Records contained in a dataset.
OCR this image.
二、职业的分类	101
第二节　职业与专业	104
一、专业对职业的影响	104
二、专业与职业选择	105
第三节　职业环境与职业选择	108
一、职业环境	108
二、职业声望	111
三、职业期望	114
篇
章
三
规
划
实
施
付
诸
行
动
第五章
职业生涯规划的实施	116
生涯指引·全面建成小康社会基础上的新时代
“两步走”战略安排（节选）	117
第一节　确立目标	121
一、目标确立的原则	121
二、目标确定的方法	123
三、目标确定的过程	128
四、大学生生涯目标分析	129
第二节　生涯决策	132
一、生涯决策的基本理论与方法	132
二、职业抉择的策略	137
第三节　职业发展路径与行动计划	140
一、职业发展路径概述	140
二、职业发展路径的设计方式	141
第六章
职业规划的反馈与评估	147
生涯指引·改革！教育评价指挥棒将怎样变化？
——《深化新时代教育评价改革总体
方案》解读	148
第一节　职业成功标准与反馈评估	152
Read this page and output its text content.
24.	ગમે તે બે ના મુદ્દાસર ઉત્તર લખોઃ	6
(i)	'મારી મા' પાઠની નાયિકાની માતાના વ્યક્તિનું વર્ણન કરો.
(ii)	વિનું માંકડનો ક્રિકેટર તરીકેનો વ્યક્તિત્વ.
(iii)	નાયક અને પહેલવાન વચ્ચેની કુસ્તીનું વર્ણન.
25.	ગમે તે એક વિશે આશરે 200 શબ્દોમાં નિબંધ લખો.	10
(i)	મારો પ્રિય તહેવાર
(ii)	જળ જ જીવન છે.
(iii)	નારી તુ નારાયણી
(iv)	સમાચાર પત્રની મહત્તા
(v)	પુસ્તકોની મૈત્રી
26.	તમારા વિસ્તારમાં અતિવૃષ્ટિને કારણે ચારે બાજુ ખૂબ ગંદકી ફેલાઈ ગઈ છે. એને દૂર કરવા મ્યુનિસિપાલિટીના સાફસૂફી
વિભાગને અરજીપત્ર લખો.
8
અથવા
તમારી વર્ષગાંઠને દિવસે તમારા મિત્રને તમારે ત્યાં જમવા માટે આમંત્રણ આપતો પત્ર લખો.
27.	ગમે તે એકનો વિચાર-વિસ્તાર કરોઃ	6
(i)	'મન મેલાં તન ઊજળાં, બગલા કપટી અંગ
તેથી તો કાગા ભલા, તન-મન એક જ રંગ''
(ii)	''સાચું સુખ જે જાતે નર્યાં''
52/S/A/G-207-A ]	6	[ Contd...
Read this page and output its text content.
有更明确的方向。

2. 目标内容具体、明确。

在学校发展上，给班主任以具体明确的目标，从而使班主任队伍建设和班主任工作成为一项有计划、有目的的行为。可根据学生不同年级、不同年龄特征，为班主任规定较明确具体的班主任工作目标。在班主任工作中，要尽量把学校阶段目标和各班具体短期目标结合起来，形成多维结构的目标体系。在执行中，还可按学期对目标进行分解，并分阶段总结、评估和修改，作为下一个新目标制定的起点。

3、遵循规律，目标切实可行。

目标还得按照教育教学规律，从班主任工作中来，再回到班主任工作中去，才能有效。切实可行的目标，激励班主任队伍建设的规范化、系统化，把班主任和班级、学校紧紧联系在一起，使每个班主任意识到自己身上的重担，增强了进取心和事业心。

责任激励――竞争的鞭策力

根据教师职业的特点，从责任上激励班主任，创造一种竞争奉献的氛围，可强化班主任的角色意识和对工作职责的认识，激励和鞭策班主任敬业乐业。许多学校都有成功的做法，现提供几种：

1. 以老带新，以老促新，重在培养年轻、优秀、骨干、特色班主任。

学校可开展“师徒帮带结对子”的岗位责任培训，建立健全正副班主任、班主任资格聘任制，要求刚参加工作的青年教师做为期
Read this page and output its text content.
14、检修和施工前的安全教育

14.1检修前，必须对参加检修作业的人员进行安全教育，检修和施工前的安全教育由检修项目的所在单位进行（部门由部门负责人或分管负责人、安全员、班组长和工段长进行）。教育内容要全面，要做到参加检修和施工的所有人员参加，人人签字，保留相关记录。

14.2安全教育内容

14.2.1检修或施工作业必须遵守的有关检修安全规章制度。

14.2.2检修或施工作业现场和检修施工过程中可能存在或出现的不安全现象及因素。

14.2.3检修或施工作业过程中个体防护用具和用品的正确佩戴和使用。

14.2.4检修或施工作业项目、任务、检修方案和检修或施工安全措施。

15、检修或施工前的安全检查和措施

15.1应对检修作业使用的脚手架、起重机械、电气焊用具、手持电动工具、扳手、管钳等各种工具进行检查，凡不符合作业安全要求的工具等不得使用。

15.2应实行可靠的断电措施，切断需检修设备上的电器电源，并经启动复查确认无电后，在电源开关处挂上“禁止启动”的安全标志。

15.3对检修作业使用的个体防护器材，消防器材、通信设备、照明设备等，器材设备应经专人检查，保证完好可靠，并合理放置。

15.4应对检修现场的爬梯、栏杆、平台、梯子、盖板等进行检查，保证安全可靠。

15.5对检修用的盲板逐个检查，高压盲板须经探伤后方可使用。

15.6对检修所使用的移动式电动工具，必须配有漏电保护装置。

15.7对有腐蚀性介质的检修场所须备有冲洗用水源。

Set problem. Show every line of the records above that contains the word "生涯指引".

Expected answer.
生涯指引·全面建成小康社会基础上的新时代
生涯指引·改革！教育评价指挥棒将怎样变化？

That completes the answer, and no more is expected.